● Set task:
Wherever a line in the data below holds "Vorwürfe", copy that line.
- - - - -
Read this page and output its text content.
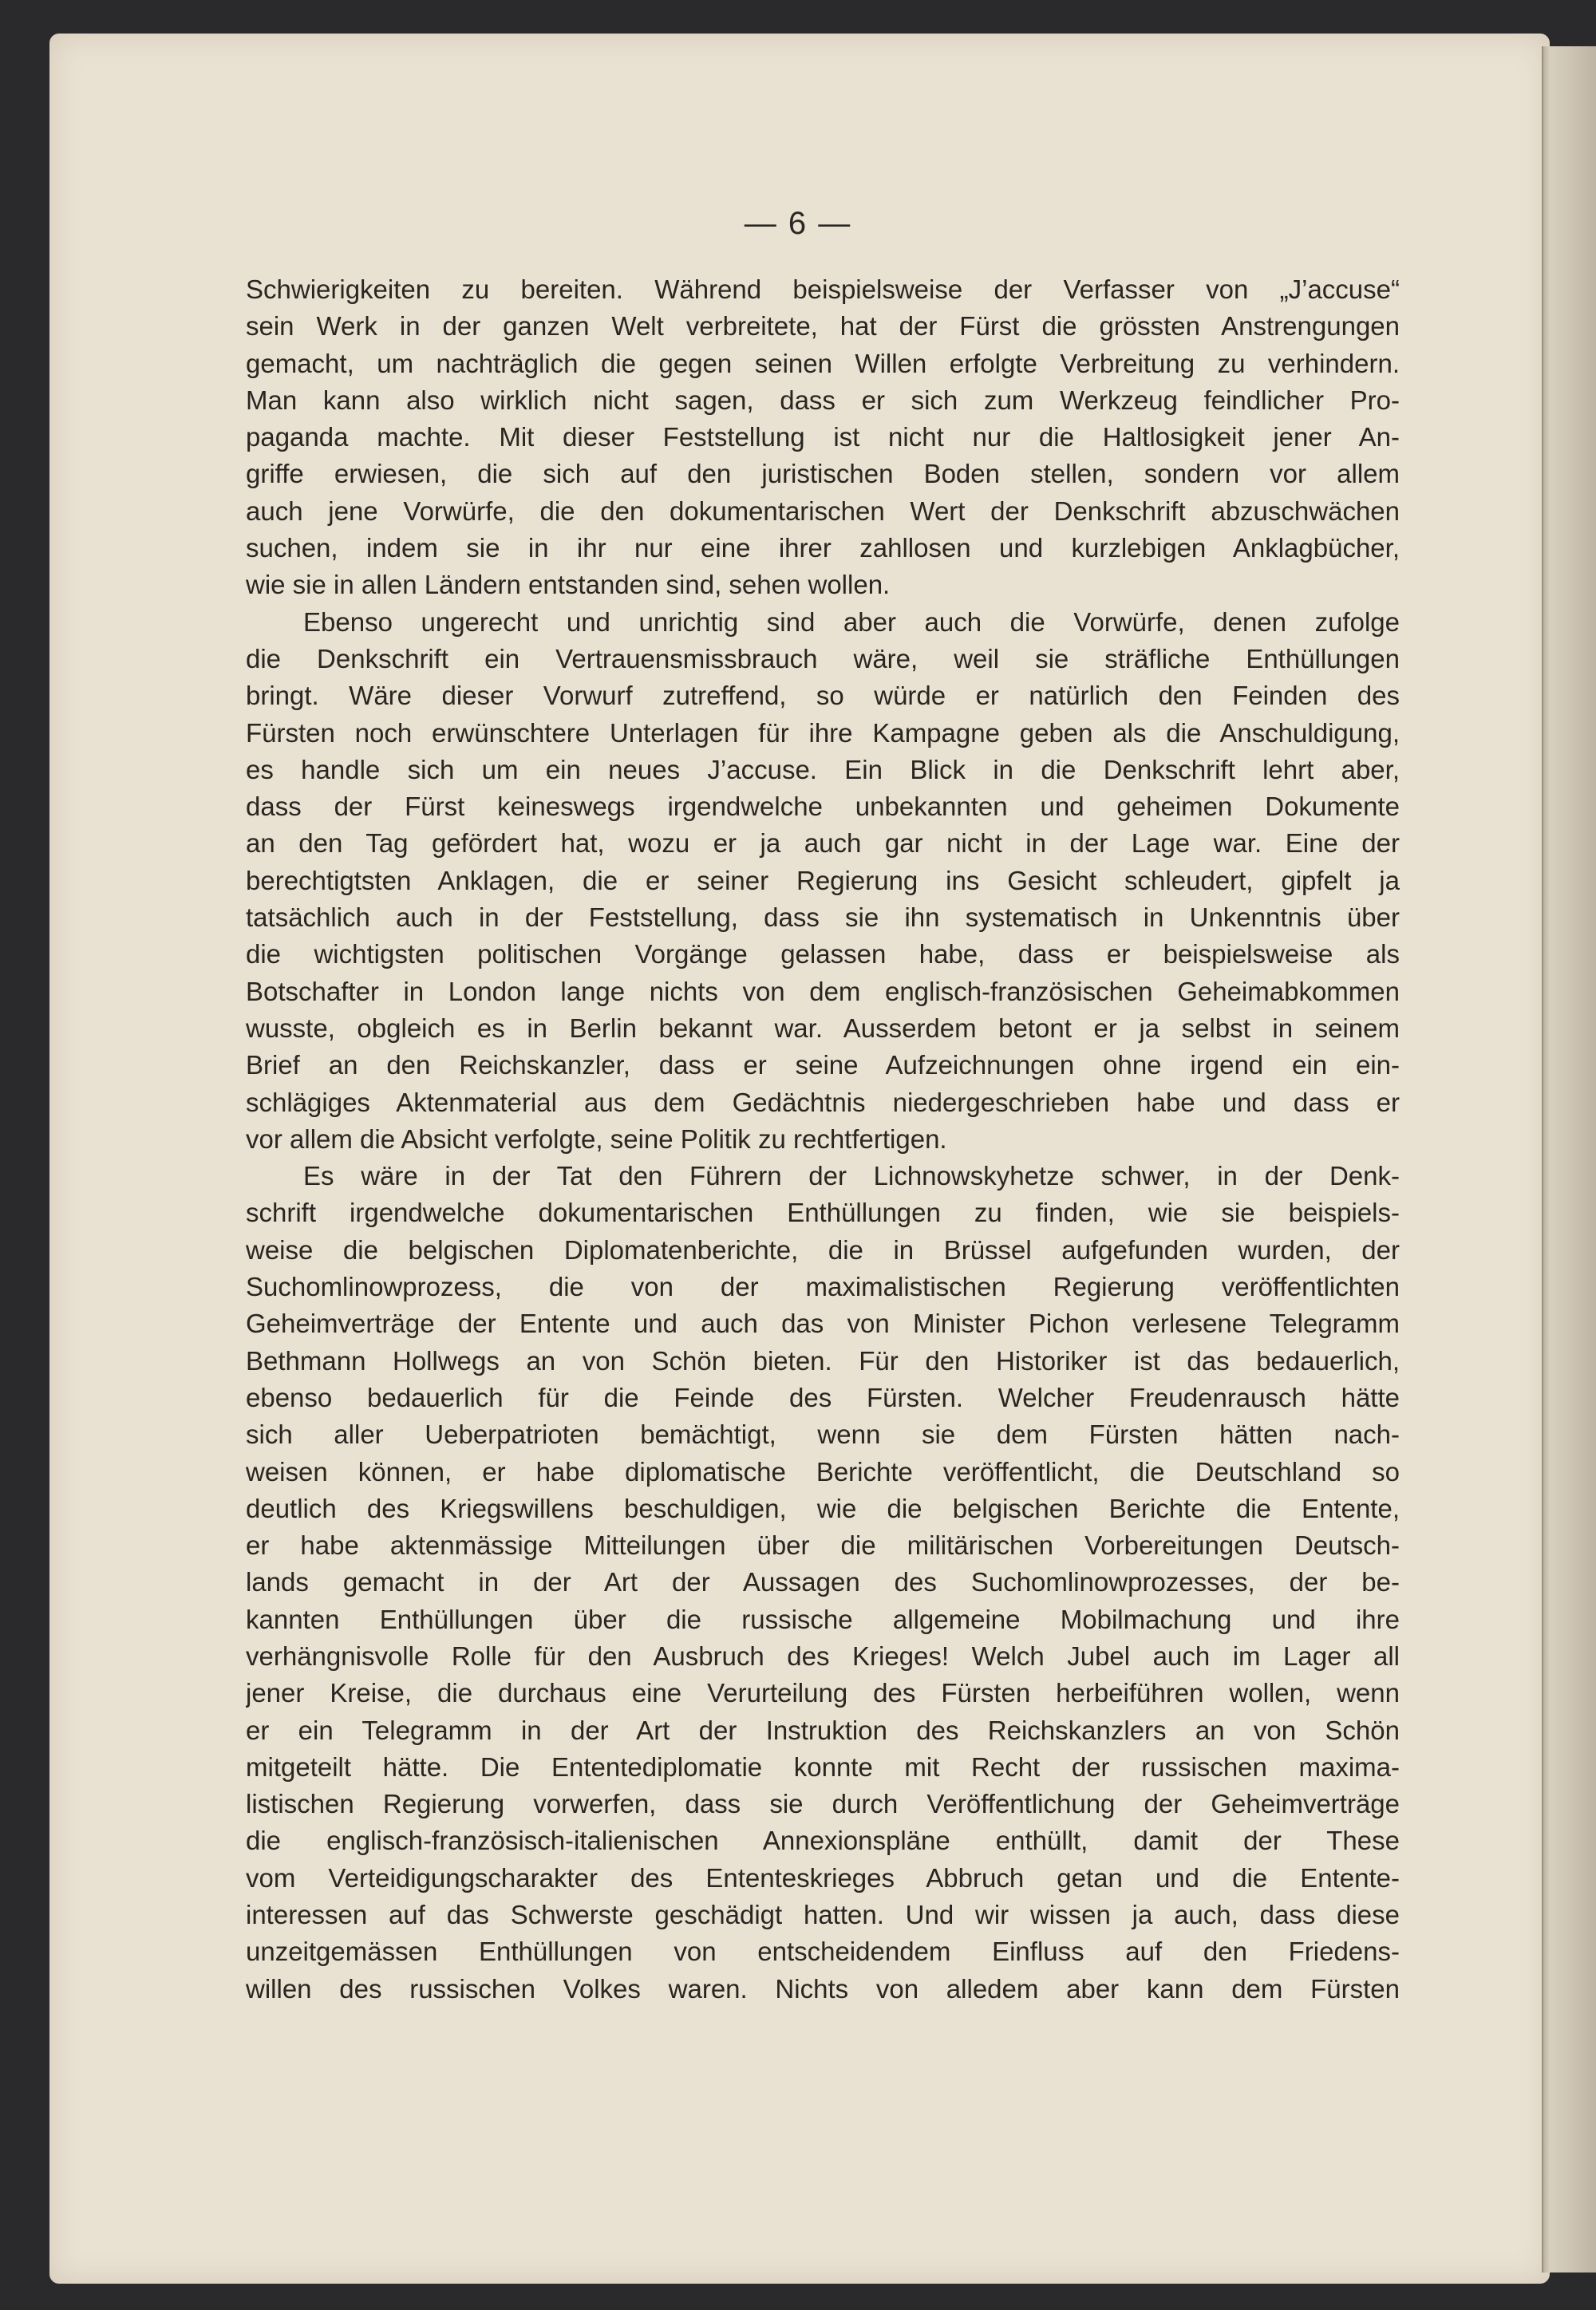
— 6 —
Schwierigkeiten zu bereiten. Während beispielsweise der Verfasser von „J’accuse“
sein Werk in der ganzen Welt verbreitete, hat der Fürst die grössten Anstrengungen
gemacht, um nachträglich die gegen seinen Willen erfolgte Verbreitung zu verhindern.
Man kann also wirklich nicht sagen, dass er sich zum Werkzeug feindlicher Pro-
paganda machte. Mit dieser Feststellung ist nicht nur die Haltlosigkeit jener An-
griffe erwiesen, die sich auf den juristischen Boden stellen, sondern vor allem
auch jene Vorwürfe, die den dokumentarischen Wert der Denkschrift abzuschwächen
suchen, indem sie in ihr nur eine ihrer zahllosen und kurzlebigen Anklagbücher,
wie sie in allen Ländern entstanden sind, sehen wollen.
Ebenso ungerecht und unrichtig sind aber auch die Vorwürfe, denen zufolge
die Denkschrift ein Vertrauensmissbrauch wäre, weil sie sträfliche Enthüllungen
bringt. Wäre dieser Vorwurf zutreffend, so würde er natürlich den Feinden des
Fürsten noch erwünschtere Unterlagen für ihre Kampagne geben als die Anschuldigung,
es handle sich um ein neues J’accuse. Ein Blick in die Denkschrift lehrt aber,
dass der Fürst keineswegs irgendwelche unbekannten und geheimen Dokumente
an den Tag gefördert hat, wozu er ja auch gar nicht in der Lage war. Eine der
berechtigtsten Anklagen, die er seiner Regierung ins Gesicht schleudert, gipfelt ja
tatsächlich auch in der Feststellung, dass sie ihn systematisch in Unkenntnis über
die wichtigsten politischen Vorgänge gelassen habe, dass er beispielsweise als
Botschafter in London lange nichts von dem englisch-französischen Geheimabkommen
wusste, obgleich es in Berlin bekannt war. Ausserdem betont er ja selbst in seinem
Brief an den Reichskanzler, dass er seine Aufzeichnungen ohne irgend ein ein-
schlägiges Aktenmaterial aus dem Gedächtnis niedergeschrieben habe und dass er
vor allem die Absicht verfolgte, seine Politik zu rechtfertigen.
Es wäre in der Tat den Führern der Lichnowskyhetze schwer, in der Denk-
schrift irgendwelche dokumentarischen Enthüllungen zu finden, wie sie beispiels-
weise die belgischen Diplomatenberichte, die in Brüssel aufgefunden wurden, der
Suchomlinowprozess, die von der maximalistischen Regierung veröffentlichten
Geheimverträge der Entente und auch das von Minister Pichon verlesene Telegramm
Bethmann Hollwegs an von Schön bieten. Für den Historiker ist das bedauerlich,
ebenso bedauerlich für die Feinde des Fürsten. Welcher Freudenrausch hätte
sich aller Ueberpatrioten bemächtigt, wenn sie dem Fürsten hätten nach-
weisen können, er habe diplomatische Berichte veröffentlicht, die Deutschland so
deutlich des Kriegswillens beschuldigen, wie die belgischen Berichte die Entente,
er habe aktenmässige Mitteilungen über die militärischen Vorbereitungen Deutsch-
lands gemacht in der Art der Aussagen des Suchomlinowprozesses, der be-
kannten Enthüllungen über die russische allgemeine Mobilmachung und ihre
verhängnisvolle Rolle für den Ausbruch des Krieges! Welch Jubel auch im Lager all
jener Kreise, die durchaus eine Verurteilung des Fürsten herbeiführen wollen, wenn
er ein Telegramm in der Art der Instruktion des Reichskanzlers an von Schön
mitgeteilt hätte. Die Ententediplomatie konnte mit Recht der russischen maxima-
listischen Regierung vorwerfen, dass sie durch Veröffentlichung der Geheimverträge
die englisch-französisch-italienischen Annexionspläne enthüllt, damit der These
vom Verteidigungscharakter des Ententeskrieges Abbruch getan und die Entente-
interessen auf das Schwerste geschädigt hatten. Und wir wissen ja auch, dass diese
unzeitgemässen Enthüllungen von entscheidendem Einfluss auf den Friedens-
willen des russischen Volkes waren. Nichts von alledem aber kann dem Fürsten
- - - - -
● Answer for this exercise:
auch jene Vorwürfe, die den dokumentarischen Wert der Denkschrift abzuschwächen
Ebenso ungerecht und unrichtig sind aber auch die Vorwürfe, denen zufolge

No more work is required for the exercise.